# Data for this task
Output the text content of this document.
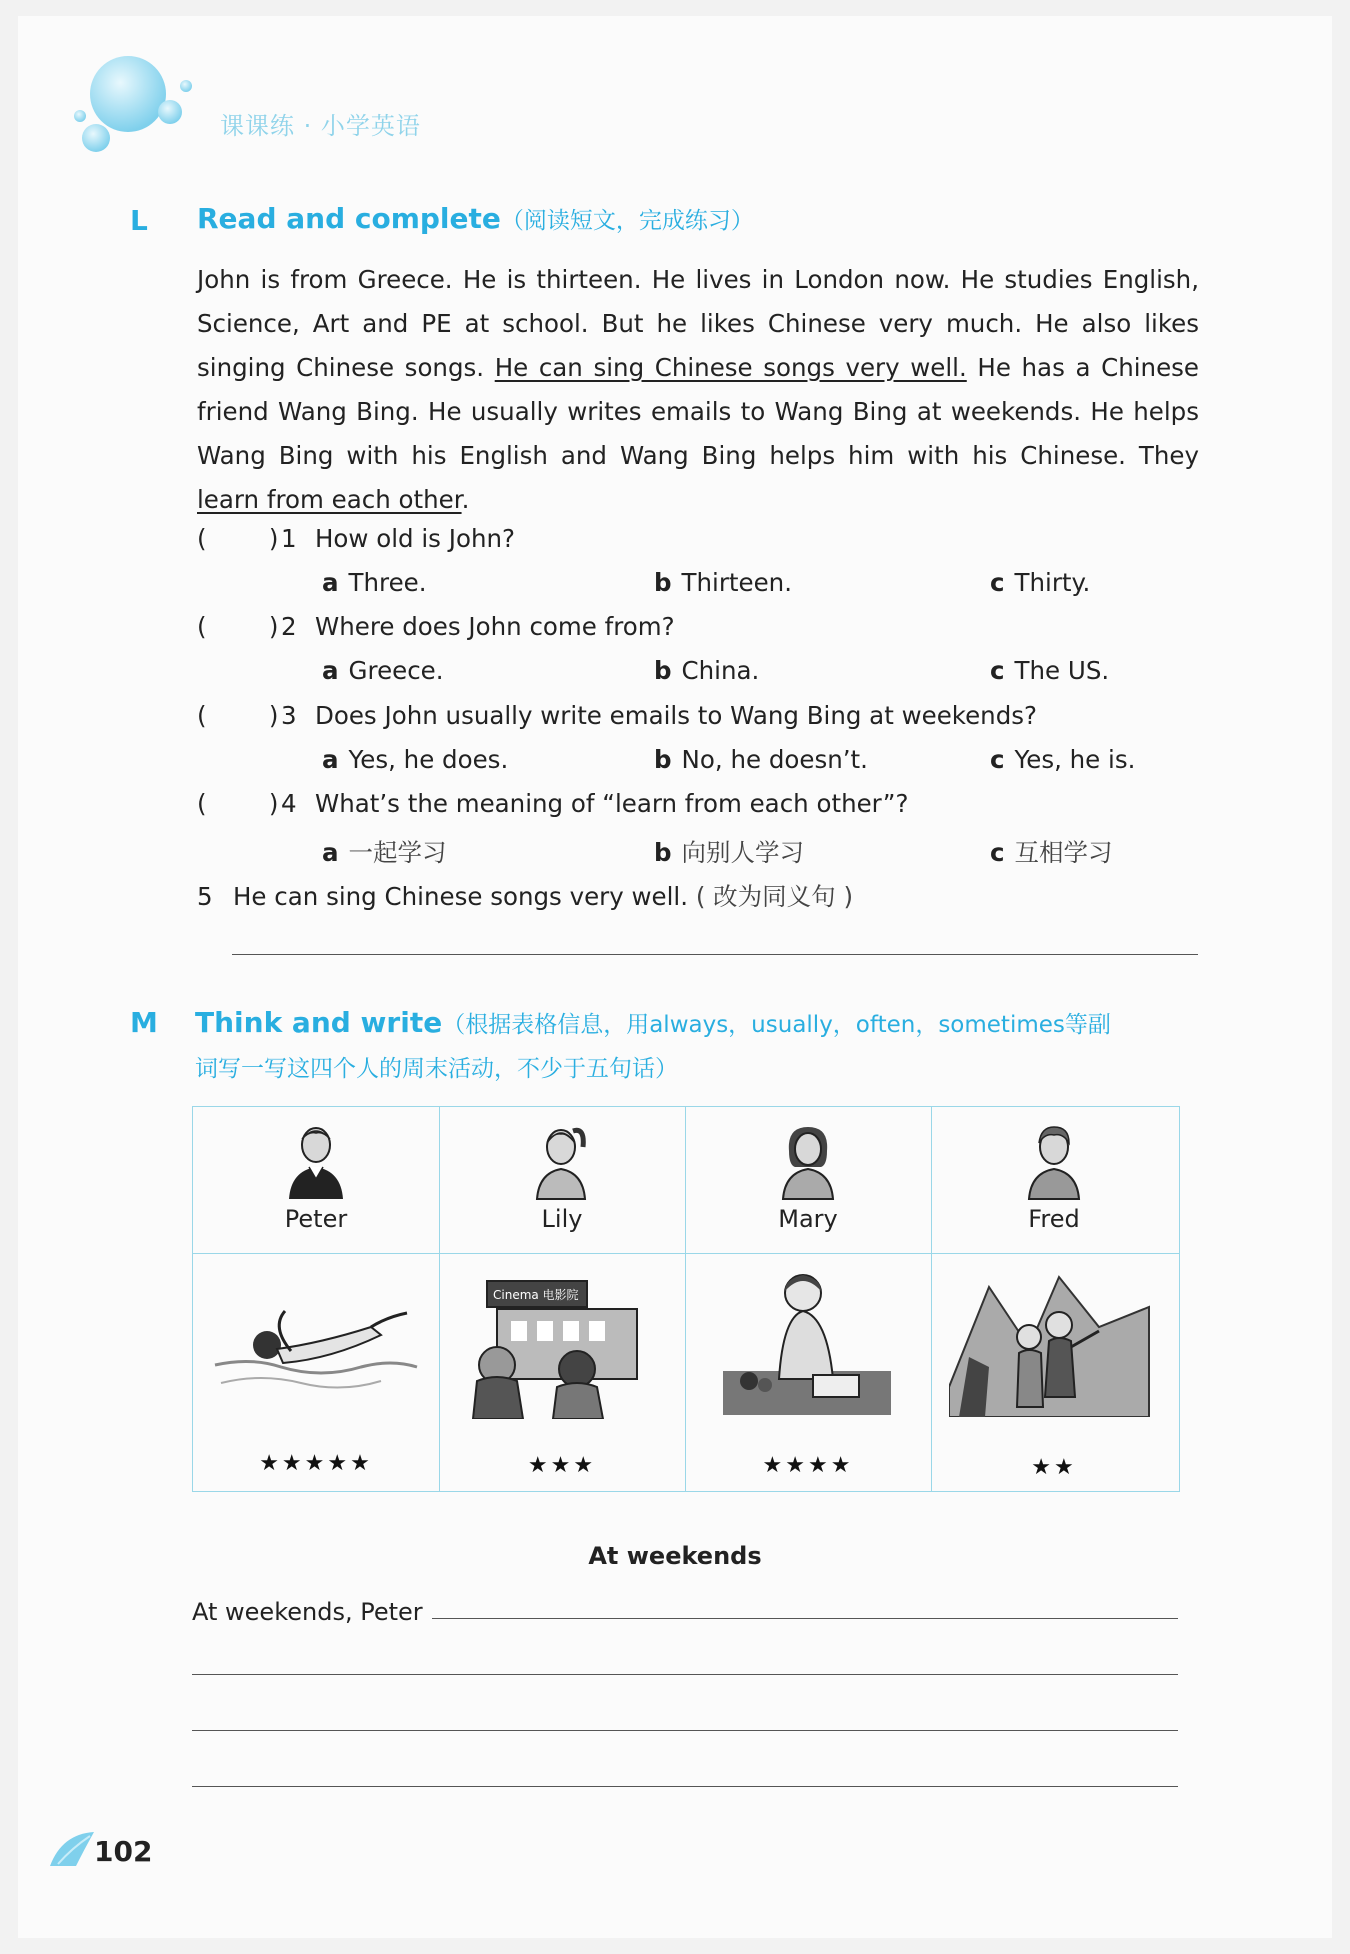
课课练 · 小学英语
L Read and complete（阅读短文，完成练习）
John is from Greece. He is thirteen. He lives in London now. He studies English, Science, Art and PE at school. But he likes Chinese very much. He also likes singing Chinese songs. He can sing Chinese songs very well. He has a Chinese friend Wang Bing. He usually writes emails to Wang Bing at weekends. He helps Wang Bing with his English and Wang Bing helps him with his Chinese. They learn from each other.
(        ) 1 How old is John?
a Three.	b Thirteen.	c Thirty.
(        ) 2 Where does John come from?
a Greece.	b China.	c The US.
(        ) 3 Does John usually write emails to Wang Bing at weekends?
a Yes, he does.	b No, he doesn’t.	c Yes, he is.
(        ) 4 What’s the meaning of “learn from each other”?
a 一起学习	b 向别人学习	c 互相学习
5 He can sing Chinese songs very well. ( 改为同义句 )
M Think and write（根据表格信息，用always，usually，often，sometimes等副
词写一写这四个人的周末活动，不少于五句话）
Peter	Lily	Mary	Fred
Cinema 电影院
★★★★★	★★★	★★★★	★★
At weekends
At weekends, Peter
102
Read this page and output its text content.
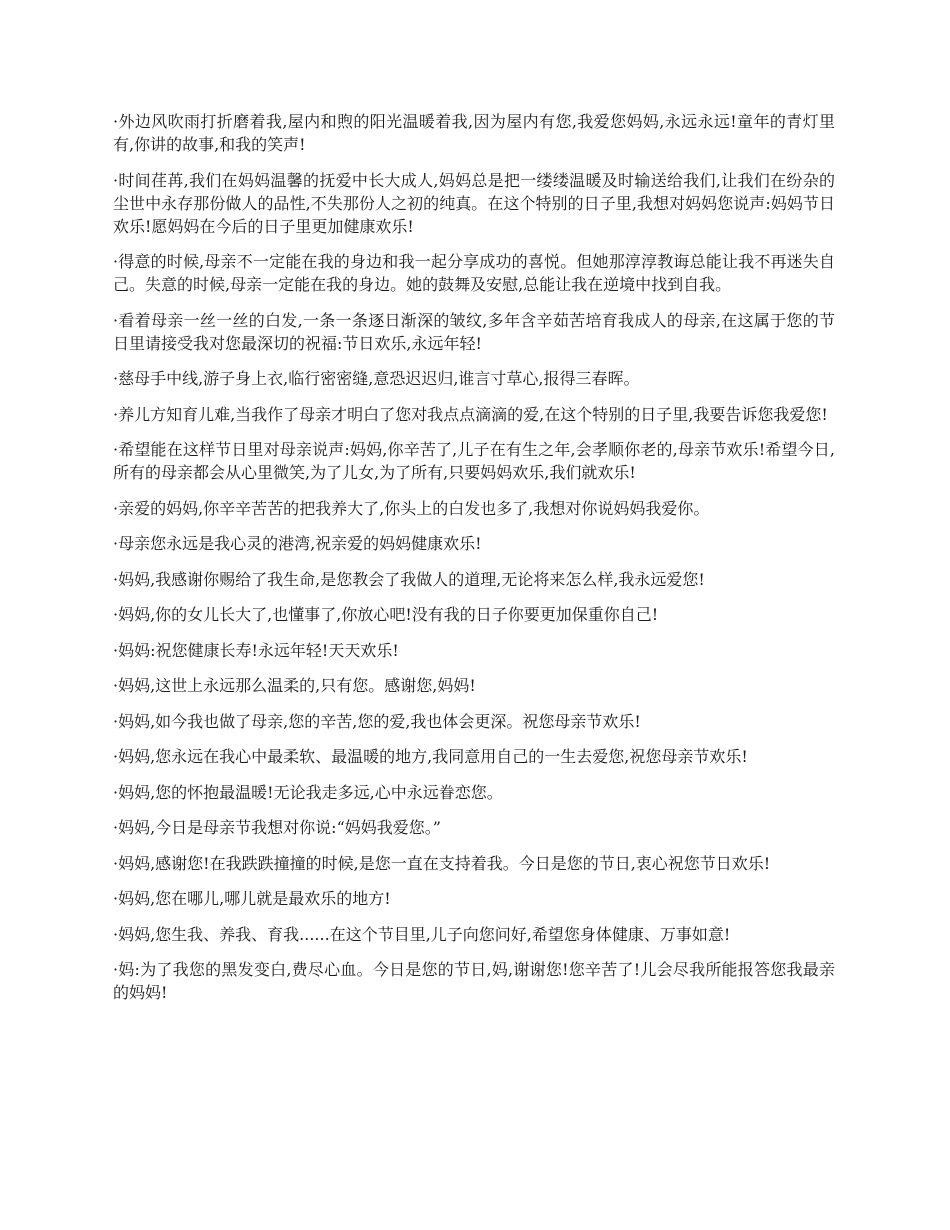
·外边风吹雨打折磨着我,屋内和煦的阳光温暖着我,因为屋内有您,我爱您妈妈,永远永远!童年的青灯里有,你讲的故事,和我的笑声!

·时间荏苒,我们在妈妈温馨的抚爱中长大成人,妈妈总是把一缕缕温暖及时输送给我们,让我们在纷杂的尘世中永存那份做人的品性,不失那份人之初的纯真。在这个特别的日子里,我想对妈妈您说声:妈妈节日欢乐!愿妈妈在今后的日子里更加健康欢乐!

·得意的时候,母亲不一定能在我的身边和我一起分享成功的喜悦。但她那淳淳教诲总能让我不再迷失自己。失意的时候,母亲一定能在我的身边。她的鼓舞及安慰,总能让我在逆境中找到自我。

·看着母亲一丝一丝的白发,一条一条逐日渐深的皱纹,多年含辛茹苦培育我成人的母亲,在这属于您的节日里请接受我对您最深切的祝福:节日欢乐,永远年轻!

·慈母手中线,游子身上衣,临行密密缝,意恐迟迟归,谁言寸草心,报得三春晖。

·养儿方知育儿难,当我作了母亲才明白了您对我点点滴滴的爱,在这个特别的日子里,我要告诉您我爱您!

·希望能在这样节日里对母亲说声:妈妈,你辛苦了,儿子在有生之年,会孝顺你老的,母亲节欢乐!希望今日,所有的母亲都会从心里微笑,为了儿女,为了所有,只要妈妈欢乐,我们就欢乐!

·亲爱的妈妈,你辛辛苦苦的把我养大了,你头上的白发也多了,我想对你说妈妈我爱你。

·母亲您永远是我心灵的港湾,祝亲爱的妈妈健康欢乐!

·妈妈,我感谢你赐给了我生命,是您教会了我做人的道理,无论将来怎么样,我永远爱您!

·妈妈,你的女儿长大了,也懂事了,你放心吧!没有我的日子你要更加保重你自己!

·妈妈:祝您健康长寿!永远年轻!天天欢乐!

·妈妈,这世上永远那么温柔的,只有您。感谢您,妈妈!

·妈妈,如今我也做了母亲,您的辛苦,您的爱,我也体会更深。祝您母亲节欢乐!

·妈妈,您永远在我心中最柔软、最温暖的地方,我同意用自己的一生去爱您,祝您母亲节欢乐!

·妈妈,您的怀抱最温暖!无论我走多远,心中永远眷恋您。

·妈妈,今日是母亲节我想对你说:“妈妈我爱您。”

·妈妈,感谢您!在我跌跌撞撞的时候,是您一直在支持着我。今日是您的节日,衷心祝您节日欢乐!

·妈妈,您在哪儿,哪儿就是最欢乐的地方!

·妈妈,您生我、养我、育我......在这个节目里,儿子向您问好,希望您身体健康、万事如意!

·妈:为了我您的黑发变白,费尽心血。今日是您的节日,妈,谢谢您!您辛苦了!儿会尽我所能报答您我最亲的妈妈!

# Directions for this task
From the line with "Read this page and output its text content." down to the end of the entries, retype each line exactly as written, but drop the pictures.

# Full response
Read this page and output its text content.
·外边风吹雨打折磨着我,屋内和煦的阳光温暖着我,因为屋内有您,我爱您妈妈,永远永远!童年的青灯里有,你讲的故事,和我的笑声!

·时间荏苒,我们在妈妈温馨的抚爱中长大成人,妈妈总是把一缕缕温暖及时输送给我们,让我们在纷杂的尘世中永存那份做人的品性,不失那份人之初的纯真。在这个特别的日子里,我想对妈妈您说声:妈妈节日欢乐!愿妈妈在今后的日子里更加健康欢乐!

·得意的时候,母亲不一定能在我的身边和我一起分享成功的喜悦。但她那淳淳教诲总能让我不再迷失自己。失意的时候,母亲一定能在我的身边。她的鼓舞及安慰,总能让我在逆境中找到自我。

·看着母亲一丝一丝的白发,一条一条逐日渐深的皱纹,多年含辛茹苦培育我成人的母亲,在这属于您的节日里请接受我对您最深切的祝福:节日欢乐,永远年轻!

·慈母手中线,游子身上衣,临行密密缝,意恐迟迟归,谁言寸草心,报得三春晖。

·养儿方知育儿难,当我作了母亲才明白了您对我点点滴滴的爱,在这个特别的日子里,我要告诉您我爱您!

·希望能在这样节日里对母亲说声:妈妈,你辛苦了,儿子在有生之年,会孝顺你老的,母亲节欢乐!希望今日,所有的母亲都会从心里微笑,为了儿女,为了所有,只要妈妈欢乐,我们就欢乐!

·亲爱的妈妈,你辛辛苦苦的把我养大了,你头上的白发也多了,我想对你说妈妈我爱你。

·母亲您永远是我心灵的港湾,祝亲爱的妈妈健康欢乐!

·妈妈,我感谢你赐给了我生命,是您教会了我做人的道理,无论将来怎么样,我永远爱您!

·妈妈,你的女儿长大了,也懂事了,你放心吧!没有我的日子你要更加保重你自己!

·妈妈:祝您健康长寿!永远年轻!天天欢乐!

·妈妈,这世上永远那么温柔的,只有您。感谢您,妈妈!

·妈妈,如今我也做了母亲,您的辛苦,您的爱,我也体会更深。祝您母亲节欢乐!

·妈妈,您永远在我心中最柔软、最温暖的地方,我同意用自己的一生去爱您,祝您母亲节欢乐!

·妈妈,您的怀抱最温暖!无论我走多远,心中永远眷恋您。

·妈妈,今日是母亲节我想对你说:“妈妈我爱您。”

·妈妈,感谢您!在我跌跌撞撞的时候,是您一直在支持着我。今日是您的节日,衷心祝您节日欢乐!

·妈妈,您在哪儿,哪儿就是最欢乐的地方!

·妈妈,您生我、养我、育我......在这个节目里,儿子向您问好,希望您身体健康、万事如意!

·妈:为了我您的黑发变白,费尽心血。今日是您的节日,妈,谢谢您!您辛苦了!儿会尽我所能报答您我最亲的妈妈!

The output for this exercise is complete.